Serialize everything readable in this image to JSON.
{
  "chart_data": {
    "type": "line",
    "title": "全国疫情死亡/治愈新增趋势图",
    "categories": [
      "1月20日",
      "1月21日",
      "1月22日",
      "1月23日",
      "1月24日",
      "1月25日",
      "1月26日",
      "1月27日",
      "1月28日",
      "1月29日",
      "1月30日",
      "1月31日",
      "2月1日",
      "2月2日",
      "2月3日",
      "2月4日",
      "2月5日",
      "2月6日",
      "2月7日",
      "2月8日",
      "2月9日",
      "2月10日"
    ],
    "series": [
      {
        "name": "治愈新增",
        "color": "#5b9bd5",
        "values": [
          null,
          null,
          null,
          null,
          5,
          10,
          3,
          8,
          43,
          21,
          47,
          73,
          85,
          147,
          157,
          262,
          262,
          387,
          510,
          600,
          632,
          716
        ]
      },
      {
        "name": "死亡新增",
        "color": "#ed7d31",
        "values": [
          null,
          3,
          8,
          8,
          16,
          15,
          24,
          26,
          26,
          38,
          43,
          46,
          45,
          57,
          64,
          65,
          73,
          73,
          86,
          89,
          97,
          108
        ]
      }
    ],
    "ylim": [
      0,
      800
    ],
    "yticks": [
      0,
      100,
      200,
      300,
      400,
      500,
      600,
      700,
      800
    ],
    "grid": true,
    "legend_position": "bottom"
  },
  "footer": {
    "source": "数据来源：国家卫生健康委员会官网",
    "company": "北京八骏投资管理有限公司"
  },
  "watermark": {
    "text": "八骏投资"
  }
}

● WHAT YOU SHOULD DO
Each line in the material above must be retyped without alteration.

● SOLUTION TO THIS PROBLEM
Serialize everything readable in this image to JSON.
{
  "chart_data": {
    "type": "line",
    "title": "全国疫情死亡/治愈新增趋势图",
    "categories": [
      "1月20日",
      "1月21日",
      "1月22日",
      "1月23日",
      "1月24日",
      "1月25日",
      "1月26日",
      "1月27日",
      "1月28日",
      "1月29日",
      "1月30日",
      "1月31日",
      "2月1日",
      "2月2日",
      "2月3日",
      "2月4日",
      "2月5日",
      "2月6日",
      "2月7日",
      "2月8日",
      "2月9日",
      "2月10日"
    ],
    "series": [
      {
        "name": "治愈新增",
        "color": "#5b9bd5",
        "values": [
          null,
          null,
          null,
          null,
          5,
          10,
          3,
          8,
          43,
          21,
          47,
          73,
          85,
          147,
          157,
          262,
          262,
          387,
          510,
          600,
          632,
          716
        ]
      },
      {
        "name": "死亡新增",
        "color": "#ed7d31",
        "values": [
          null,
          3,
          8,
          8,
          16,
          15,
          24,
          26,
          26,
          38,
          43,
          46,
          45,
          57,
          64,
          65,
          73,
          73,
          86,
          89,
          97,
          108
        ]
      }
    ],
    "ylim": [
      0,
      800
    ],
    "yticks": [
      0,
      100,
      200,
      300,
      400,
      500,
      600,
      700,
      800
    ],
    "grid": true,
    "legend_position": "bottom"
  },
  "footer": {
    "source": "数据来源：国家卫生健康委员会官网",
    "company": "北京八骏投资管理有限公司"
  },
  "watermark": {
    "text": "八骏投资"
  }
}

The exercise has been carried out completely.